══ LISTED RECORDS

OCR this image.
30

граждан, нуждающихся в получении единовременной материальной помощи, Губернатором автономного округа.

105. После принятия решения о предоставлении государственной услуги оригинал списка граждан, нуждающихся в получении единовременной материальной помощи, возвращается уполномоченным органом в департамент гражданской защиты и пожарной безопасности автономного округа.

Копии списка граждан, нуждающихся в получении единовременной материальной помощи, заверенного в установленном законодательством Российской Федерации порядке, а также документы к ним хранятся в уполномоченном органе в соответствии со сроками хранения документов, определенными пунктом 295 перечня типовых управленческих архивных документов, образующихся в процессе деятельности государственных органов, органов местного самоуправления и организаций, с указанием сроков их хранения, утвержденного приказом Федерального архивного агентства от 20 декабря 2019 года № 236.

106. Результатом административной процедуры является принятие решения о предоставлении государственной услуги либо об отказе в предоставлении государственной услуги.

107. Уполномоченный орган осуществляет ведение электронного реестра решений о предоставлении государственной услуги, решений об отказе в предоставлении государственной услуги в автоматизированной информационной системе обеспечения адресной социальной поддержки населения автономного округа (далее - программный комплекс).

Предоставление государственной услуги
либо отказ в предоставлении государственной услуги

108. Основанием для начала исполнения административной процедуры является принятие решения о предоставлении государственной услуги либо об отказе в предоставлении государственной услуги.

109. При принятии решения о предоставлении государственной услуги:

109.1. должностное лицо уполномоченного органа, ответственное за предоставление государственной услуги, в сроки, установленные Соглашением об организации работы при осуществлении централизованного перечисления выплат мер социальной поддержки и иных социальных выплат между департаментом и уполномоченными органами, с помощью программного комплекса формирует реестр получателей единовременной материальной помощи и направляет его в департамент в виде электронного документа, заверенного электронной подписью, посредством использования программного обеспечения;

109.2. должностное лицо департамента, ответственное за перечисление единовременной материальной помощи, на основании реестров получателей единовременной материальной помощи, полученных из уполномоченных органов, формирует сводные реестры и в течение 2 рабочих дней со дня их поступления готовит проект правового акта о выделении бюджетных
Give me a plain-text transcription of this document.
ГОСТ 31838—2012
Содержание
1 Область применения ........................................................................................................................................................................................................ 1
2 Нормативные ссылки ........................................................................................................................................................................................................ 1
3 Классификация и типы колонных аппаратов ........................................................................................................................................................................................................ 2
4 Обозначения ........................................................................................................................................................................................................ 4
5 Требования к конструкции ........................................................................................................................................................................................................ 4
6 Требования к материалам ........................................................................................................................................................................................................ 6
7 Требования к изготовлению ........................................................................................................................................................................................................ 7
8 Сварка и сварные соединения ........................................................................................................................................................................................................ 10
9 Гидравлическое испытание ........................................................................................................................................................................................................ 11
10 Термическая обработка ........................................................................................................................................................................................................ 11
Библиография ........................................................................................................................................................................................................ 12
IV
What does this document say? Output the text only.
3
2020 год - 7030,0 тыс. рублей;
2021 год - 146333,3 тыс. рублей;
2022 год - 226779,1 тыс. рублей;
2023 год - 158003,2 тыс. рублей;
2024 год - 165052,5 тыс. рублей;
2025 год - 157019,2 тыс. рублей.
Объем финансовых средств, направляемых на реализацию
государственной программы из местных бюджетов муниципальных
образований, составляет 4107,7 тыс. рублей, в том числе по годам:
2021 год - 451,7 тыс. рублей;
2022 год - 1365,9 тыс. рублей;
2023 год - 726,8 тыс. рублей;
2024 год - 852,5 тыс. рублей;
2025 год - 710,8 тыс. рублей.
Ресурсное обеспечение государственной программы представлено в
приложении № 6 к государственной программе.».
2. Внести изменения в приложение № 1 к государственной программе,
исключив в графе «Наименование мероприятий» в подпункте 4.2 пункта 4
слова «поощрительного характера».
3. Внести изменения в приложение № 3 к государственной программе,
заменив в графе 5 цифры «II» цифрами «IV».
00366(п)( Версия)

════

● GOAL OF THE EXERCISE: Copy every line in the entries above that has the string "программы" in it.

● REPLY:
государственной программы из местных бюджетов муниципальных
Ресурсное обеспечение государственной программы представлено в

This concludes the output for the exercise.